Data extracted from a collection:

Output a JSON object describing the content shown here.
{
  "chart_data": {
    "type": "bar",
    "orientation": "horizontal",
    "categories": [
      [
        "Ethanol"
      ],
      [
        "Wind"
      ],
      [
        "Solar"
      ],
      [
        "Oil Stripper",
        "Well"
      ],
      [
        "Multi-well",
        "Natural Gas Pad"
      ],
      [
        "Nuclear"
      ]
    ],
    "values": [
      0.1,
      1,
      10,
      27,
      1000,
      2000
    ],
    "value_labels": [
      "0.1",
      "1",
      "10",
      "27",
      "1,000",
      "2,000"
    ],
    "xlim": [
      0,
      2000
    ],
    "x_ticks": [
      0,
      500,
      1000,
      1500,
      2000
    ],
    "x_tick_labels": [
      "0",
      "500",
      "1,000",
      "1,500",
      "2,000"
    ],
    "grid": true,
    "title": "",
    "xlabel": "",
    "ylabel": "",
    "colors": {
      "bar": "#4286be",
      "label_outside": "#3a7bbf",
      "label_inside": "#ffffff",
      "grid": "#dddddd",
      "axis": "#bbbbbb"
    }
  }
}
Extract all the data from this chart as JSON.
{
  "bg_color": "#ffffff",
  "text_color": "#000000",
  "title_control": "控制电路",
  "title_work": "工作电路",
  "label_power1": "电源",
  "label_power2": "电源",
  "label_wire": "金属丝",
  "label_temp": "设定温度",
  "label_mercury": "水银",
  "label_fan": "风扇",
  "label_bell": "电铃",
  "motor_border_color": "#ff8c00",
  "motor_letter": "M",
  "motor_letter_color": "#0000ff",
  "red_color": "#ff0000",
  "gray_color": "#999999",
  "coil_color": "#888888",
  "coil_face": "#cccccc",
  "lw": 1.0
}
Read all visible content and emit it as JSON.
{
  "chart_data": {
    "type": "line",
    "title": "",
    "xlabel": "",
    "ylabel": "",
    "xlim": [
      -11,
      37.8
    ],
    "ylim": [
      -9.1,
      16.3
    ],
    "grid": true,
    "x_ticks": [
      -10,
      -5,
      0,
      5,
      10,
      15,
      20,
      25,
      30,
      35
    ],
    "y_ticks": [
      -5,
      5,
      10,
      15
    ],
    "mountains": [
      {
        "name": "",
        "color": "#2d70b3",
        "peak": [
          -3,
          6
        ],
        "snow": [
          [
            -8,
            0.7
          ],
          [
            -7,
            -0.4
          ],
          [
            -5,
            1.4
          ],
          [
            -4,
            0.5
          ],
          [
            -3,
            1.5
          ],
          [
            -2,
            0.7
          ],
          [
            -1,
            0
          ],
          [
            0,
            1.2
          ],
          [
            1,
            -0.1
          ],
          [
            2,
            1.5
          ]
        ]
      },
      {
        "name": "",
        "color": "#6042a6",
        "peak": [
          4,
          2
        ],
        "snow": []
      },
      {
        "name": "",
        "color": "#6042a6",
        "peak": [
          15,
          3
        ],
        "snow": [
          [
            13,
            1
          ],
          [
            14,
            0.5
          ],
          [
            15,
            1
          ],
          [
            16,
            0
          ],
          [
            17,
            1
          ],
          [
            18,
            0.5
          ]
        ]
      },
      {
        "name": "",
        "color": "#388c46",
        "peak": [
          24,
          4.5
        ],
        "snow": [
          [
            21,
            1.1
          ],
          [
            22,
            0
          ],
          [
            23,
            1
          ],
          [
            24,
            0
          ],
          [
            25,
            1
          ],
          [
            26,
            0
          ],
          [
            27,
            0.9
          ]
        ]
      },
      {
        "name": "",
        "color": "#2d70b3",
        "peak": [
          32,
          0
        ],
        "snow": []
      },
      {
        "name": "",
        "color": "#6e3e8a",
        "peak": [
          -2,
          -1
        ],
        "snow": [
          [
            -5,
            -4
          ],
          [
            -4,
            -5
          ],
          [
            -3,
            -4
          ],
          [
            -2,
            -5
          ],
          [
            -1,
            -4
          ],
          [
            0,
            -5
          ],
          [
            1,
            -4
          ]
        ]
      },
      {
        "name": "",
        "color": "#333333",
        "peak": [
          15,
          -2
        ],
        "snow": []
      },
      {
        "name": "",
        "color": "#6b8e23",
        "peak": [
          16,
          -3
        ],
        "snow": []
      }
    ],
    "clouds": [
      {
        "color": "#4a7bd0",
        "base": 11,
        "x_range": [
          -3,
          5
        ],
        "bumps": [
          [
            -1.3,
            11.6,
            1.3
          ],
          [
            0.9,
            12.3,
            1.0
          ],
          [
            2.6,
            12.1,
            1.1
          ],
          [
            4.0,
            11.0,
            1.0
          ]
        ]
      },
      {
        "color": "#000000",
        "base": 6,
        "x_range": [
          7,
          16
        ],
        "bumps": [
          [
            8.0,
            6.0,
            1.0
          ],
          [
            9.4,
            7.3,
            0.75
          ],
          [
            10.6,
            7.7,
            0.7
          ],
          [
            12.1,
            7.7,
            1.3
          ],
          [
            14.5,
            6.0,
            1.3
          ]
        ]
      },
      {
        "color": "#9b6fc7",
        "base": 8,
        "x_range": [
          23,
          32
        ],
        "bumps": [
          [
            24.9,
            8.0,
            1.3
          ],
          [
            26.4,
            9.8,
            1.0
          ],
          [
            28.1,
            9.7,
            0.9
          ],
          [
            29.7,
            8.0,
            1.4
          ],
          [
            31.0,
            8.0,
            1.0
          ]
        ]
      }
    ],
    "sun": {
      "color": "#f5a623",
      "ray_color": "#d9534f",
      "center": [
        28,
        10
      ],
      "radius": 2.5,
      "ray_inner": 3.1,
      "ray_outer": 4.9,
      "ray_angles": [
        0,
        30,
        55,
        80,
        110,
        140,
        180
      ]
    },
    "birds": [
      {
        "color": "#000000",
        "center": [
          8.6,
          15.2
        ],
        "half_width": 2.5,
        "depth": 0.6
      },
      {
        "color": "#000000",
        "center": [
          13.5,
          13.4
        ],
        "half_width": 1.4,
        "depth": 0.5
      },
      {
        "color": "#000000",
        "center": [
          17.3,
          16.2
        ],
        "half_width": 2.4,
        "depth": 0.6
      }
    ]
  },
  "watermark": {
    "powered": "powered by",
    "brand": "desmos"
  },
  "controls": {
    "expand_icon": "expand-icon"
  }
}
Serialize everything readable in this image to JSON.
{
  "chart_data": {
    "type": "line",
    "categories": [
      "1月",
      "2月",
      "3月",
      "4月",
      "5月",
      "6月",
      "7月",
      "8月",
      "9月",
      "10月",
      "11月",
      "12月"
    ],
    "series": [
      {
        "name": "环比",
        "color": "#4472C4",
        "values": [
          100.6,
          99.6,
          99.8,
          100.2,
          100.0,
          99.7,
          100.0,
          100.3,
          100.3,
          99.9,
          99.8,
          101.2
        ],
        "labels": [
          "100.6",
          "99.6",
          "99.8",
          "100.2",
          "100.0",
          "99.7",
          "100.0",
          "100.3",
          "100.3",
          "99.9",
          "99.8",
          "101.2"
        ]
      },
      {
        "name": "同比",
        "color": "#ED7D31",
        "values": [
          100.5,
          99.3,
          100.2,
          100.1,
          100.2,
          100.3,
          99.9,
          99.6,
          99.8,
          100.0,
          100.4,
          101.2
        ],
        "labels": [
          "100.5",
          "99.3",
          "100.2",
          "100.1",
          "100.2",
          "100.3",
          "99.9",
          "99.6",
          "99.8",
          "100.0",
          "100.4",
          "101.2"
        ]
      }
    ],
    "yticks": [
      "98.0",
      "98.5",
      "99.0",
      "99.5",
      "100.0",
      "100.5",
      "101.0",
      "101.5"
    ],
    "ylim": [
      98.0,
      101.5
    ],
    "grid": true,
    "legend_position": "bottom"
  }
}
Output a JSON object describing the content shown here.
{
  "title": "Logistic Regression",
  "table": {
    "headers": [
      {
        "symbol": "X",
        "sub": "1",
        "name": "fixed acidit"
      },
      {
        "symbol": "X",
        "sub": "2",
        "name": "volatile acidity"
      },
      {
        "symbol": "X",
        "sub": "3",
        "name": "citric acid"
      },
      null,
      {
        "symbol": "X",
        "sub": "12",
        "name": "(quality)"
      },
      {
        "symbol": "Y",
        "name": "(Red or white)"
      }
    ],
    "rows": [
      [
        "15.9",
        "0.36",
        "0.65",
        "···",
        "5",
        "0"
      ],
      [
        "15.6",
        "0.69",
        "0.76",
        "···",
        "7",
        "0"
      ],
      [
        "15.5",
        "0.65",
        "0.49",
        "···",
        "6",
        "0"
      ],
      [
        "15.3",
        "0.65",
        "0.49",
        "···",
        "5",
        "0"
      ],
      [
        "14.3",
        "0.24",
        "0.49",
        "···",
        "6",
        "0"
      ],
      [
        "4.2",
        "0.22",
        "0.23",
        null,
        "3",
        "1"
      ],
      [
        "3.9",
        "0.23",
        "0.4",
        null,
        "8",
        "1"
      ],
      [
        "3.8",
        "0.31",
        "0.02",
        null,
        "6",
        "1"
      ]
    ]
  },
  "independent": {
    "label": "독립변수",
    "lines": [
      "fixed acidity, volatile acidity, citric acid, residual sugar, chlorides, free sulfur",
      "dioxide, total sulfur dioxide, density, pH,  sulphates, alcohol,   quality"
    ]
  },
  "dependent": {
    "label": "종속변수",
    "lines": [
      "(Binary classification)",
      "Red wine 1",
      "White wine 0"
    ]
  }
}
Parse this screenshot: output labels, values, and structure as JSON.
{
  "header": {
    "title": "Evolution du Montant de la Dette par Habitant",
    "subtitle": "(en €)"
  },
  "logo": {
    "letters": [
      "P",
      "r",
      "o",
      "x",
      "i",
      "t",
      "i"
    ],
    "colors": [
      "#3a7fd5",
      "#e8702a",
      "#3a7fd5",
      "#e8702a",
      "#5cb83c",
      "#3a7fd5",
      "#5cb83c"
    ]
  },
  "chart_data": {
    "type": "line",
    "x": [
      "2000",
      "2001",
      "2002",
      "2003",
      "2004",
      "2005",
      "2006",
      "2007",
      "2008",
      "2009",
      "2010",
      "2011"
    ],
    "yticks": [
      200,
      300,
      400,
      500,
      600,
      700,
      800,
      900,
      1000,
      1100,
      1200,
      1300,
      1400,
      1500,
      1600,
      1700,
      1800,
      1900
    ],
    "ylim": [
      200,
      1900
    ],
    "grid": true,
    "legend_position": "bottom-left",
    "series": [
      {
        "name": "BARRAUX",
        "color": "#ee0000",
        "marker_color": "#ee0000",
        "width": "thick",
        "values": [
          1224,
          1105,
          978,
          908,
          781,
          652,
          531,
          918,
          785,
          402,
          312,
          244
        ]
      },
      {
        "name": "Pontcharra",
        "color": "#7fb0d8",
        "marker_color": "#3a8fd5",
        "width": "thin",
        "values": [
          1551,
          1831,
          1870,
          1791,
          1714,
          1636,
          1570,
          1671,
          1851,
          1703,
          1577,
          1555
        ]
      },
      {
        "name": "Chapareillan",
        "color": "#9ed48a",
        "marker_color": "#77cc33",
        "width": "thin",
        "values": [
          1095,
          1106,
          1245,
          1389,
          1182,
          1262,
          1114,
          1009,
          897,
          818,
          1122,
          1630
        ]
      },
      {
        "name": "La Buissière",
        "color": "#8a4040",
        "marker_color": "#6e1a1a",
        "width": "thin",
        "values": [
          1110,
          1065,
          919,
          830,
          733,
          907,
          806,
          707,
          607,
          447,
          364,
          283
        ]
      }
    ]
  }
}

| AIM |
Lines of the listing that contain the word "JSON" are to be counted; report only their number.

| EXERCISE ANSWER |
6